▸ **Task to carry out**: Pick out the lines below that include the string "text".

[begin Provided records]

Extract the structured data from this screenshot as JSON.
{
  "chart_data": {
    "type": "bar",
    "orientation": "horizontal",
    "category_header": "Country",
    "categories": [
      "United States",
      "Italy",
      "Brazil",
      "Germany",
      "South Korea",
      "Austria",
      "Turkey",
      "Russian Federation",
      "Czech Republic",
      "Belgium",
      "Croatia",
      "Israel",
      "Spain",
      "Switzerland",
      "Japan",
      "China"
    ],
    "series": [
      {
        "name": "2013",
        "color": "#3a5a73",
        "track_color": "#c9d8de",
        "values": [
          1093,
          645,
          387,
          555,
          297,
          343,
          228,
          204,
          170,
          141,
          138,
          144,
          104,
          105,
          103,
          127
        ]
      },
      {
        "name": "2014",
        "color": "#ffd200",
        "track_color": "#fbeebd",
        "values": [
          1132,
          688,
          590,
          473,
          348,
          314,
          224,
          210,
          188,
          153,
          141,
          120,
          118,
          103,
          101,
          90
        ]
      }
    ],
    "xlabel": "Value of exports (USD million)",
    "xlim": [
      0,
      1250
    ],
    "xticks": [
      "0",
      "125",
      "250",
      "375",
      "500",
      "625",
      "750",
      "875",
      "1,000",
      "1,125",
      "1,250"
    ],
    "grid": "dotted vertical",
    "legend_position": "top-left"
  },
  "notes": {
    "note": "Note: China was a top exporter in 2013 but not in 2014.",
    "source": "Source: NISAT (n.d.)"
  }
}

[end Provided records]
[begin Provided records]

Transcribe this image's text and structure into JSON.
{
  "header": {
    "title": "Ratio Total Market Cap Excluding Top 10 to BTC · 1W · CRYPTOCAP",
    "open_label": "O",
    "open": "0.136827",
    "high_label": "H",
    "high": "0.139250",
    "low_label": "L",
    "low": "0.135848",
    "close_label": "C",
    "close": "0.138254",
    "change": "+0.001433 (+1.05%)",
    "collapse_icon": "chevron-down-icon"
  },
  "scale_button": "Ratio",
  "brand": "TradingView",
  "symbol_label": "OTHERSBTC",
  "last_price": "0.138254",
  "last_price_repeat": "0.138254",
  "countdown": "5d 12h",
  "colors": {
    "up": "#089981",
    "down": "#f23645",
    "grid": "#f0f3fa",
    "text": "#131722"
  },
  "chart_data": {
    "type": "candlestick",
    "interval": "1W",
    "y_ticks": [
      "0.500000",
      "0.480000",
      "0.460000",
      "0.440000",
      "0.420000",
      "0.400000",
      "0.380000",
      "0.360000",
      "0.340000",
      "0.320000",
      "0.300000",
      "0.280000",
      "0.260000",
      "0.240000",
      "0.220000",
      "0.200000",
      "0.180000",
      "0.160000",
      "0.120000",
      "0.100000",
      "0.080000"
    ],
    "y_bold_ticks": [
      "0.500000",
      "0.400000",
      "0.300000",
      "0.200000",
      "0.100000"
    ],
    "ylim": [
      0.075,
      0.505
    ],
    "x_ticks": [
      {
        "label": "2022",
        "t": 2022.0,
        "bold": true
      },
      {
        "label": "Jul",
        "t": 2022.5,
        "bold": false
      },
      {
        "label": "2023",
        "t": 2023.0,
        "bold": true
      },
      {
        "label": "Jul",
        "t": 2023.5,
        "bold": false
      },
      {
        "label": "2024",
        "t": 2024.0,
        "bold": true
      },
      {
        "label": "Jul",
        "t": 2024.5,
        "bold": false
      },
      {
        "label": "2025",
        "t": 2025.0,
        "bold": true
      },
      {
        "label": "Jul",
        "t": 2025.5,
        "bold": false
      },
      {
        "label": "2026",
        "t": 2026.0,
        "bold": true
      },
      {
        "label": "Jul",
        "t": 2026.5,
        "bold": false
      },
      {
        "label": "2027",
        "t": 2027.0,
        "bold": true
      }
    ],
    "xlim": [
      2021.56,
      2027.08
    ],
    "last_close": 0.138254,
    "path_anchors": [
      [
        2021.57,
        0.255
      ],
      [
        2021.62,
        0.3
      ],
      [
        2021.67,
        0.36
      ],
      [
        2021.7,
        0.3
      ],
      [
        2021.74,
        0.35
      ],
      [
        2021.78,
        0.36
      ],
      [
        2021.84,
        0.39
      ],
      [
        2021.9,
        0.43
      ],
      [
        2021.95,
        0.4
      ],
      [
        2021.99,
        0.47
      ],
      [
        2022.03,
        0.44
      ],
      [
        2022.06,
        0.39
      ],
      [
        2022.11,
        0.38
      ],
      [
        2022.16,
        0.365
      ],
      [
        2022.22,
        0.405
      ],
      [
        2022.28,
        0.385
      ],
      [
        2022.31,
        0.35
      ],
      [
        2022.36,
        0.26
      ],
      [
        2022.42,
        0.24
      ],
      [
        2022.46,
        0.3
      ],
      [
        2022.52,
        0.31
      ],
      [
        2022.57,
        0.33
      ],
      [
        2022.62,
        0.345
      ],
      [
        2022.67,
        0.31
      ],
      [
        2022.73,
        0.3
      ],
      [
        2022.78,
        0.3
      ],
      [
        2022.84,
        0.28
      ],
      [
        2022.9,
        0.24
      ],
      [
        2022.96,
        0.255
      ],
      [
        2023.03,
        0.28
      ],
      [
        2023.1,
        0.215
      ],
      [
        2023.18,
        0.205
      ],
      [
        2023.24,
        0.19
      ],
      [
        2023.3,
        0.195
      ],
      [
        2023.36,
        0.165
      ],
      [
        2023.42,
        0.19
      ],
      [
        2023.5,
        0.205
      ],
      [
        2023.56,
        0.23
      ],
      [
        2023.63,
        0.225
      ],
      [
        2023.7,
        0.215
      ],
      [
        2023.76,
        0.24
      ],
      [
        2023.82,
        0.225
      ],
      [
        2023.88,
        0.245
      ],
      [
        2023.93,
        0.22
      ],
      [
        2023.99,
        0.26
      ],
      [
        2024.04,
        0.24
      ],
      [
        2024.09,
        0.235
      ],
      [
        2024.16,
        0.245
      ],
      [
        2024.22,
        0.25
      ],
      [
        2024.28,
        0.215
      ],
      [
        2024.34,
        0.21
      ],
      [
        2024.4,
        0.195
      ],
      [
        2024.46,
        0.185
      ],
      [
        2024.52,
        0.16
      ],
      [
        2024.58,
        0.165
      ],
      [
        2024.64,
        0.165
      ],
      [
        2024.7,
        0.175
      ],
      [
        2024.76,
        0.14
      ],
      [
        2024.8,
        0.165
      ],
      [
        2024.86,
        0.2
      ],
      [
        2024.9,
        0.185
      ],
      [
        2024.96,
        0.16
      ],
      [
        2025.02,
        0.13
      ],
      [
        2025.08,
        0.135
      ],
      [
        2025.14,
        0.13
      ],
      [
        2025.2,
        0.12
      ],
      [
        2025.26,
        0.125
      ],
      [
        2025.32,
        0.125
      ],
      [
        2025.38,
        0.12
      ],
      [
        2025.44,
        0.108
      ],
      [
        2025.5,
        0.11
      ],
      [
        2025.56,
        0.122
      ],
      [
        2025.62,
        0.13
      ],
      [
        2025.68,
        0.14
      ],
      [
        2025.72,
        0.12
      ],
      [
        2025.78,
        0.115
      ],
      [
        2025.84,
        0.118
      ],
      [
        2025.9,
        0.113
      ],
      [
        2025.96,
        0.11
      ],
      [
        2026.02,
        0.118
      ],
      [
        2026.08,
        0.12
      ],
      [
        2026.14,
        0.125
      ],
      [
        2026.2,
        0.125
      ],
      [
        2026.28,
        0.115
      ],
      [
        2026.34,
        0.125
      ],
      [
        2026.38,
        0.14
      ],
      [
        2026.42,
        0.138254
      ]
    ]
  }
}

[end Provided records]

▸ **Solution below**:
Transcribe this image's text and structure into JSON.
    "text": "#131722"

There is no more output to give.